Copy out all of the data below with no alterations.
--- Start ---
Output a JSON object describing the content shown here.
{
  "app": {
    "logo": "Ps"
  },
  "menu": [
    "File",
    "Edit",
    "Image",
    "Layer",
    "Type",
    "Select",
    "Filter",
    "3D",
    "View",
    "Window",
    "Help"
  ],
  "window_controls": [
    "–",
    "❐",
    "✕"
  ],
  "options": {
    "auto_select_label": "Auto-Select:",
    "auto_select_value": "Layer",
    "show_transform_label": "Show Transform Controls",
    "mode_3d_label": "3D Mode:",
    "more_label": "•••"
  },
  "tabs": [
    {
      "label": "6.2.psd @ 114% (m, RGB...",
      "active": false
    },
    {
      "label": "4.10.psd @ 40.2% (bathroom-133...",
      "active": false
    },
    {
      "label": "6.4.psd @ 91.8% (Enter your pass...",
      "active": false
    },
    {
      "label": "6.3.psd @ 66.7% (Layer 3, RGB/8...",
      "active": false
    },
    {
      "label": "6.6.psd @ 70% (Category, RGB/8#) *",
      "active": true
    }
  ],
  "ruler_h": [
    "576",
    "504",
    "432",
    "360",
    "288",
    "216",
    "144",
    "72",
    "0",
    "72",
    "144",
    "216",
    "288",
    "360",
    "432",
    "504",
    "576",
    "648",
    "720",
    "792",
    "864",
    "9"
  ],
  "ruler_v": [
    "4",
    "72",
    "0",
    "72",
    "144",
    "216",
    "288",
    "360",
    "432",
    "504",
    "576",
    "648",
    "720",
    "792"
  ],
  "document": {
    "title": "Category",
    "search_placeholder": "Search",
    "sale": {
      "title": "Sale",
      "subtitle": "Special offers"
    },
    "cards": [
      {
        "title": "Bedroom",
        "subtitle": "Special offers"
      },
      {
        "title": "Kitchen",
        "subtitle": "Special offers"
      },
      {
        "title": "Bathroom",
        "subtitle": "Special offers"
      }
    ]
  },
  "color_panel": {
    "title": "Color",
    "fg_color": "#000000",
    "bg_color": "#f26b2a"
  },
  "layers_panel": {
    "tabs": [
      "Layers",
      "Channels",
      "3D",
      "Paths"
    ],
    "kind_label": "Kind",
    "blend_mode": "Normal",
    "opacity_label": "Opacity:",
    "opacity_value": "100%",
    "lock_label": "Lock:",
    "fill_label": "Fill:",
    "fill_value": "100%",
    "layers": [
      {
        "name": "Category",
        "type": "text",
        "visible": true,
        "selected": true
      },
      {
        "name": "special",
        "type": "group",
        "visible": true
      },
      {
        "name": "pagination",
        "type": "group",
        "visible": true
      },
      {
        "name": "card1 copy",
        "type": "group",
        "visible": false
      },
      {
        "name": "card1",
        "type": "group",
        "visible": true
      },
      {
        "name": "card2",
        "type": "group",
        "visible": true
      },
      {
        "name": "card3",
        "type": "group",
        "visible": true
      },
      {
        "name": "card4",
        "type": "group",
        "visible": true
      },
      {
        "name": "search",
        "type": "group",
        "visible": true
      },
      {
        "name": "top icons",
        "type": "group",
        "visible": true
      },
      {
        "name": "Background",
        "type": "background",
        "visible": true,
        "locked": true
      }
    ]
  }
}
--- End ---
→ **ANSWER TO THE TASK**
Output a JSON object describing the content shown here.
{
  "app": {
    "logo": "Ps"
  },
  "menu": [
    "File",
    "Edit",
    "Image",
    "Layer",
    "Type",
    "Select",
    "Filter",
    "3D",
    "View",
    "Window",
    "Help"
  ],
  "window_controls": [
    "–",
    "❐",
    "✕"
  ],
  "options": {
    "auto_select_label": "Auto-Select:",
    "auto_select_value": "Layer",
    "show_transform_label": "Show Transform Controls",
    "mode_3d_label": "3D Mode:",
    "more_label": "•••"
  },
  "tabs": [
    {
      "label": "6.2.psd @ 114% (m, RGB...",
      "active": false
    },
    {
      "label": "4.10.psd @ 40.2% (bathroom-133...",
      "active": false
    },
    {
      "label": "6.4.psd @ 91.8% (Enter your pass...",
      "active": false
    },
    {
      "label": "6.3.psd @ 66.7% (Layer 3, RGB/8...",
      "active": false
    },
    {
      "label": "6.6.psd @ 70% (Category, RGB/8#) *",
      "active": true
    }
  ],
  "ruler_h": [
    "576",
    "504",
    "432",
    "360",
    "288",
    "216",
    "144",
    "72",
    "0",
    "72",
    "144",
    "216",
    "288",
    "360",
    "432",
    "504",
    "576",
    "648",
    "720",
    "792",
    "864",
    "9"
  ],
  "ruler_v": [
    "4",
    "72",
    "0",
    "72",
    "144",
    "216",
    "288",
    "360",
    "432",
    "504",
    "576",
    "648",
    "720",
    "792"
  ],
  "document": {
    "title": "Category",
    "search_placeholder": "Search",
    "sale": {
      "title": "Sale",
      "subtitle": "Special offers"
    },
    "cards": [
      {
        "title": "Bedroom",
        "subtitle": "Special offers"
      },
      {
        "title": "Kitchen",
        "subtitle": "Special offers"
      },
      {
        "title": "Bathroom",
        "subtitle": "Special offers"
      }
    ]
  },
  "color_panel": {
    "title": "Color",
    "fg_color": "#000000",
    "bg_color": "#f26b2a"
  },
  "layers_panel": {
    "tabs": [
      "Layers",
      "Channels",
      "3D",
      "Paths"
    ],
    "kind_label": "Kind",
    "blend_mode": "Normal",
    "opacity_label": "Opacity:",
    "opacity_value": "100%",
    "lock_label": "Lock:",
    "fill_label": "Fill:",
    "fill_value": "100%",
    "layers": [
      {
        "name": "Category",
        "type": "text",
        "visible": true,
        "selected": true
      },
      {
        "name": "special",
        "type": "group",
        "visible": true
      },
      {
        "name": "pagination",
        "type": "group",
        "visible": true
      },
      {
        "name": "card1 copy",
        "type": "group",
        "visible": false
      },
      {
        "name": "card1",
        "type": "group",
        "visible": true
      },
      {
        "name": "card2",
        "type": "group",
        "visible": true
      },
      {
        "name": "card3",
        "type": "group",
        "visible": true
      },
      {
        "name": "card4",
        "type": "group",
        "visible": true
      },
      {
        "name": "search",
        "type": "group",
        "visible": true
      },
      {
        "name": "top icons",
        "type": "group",
        "visible": true
      },
      {
        "name": "Background",
        "type": "background",
        "visible": true,
        "locked": true
      }
    ]
  }
}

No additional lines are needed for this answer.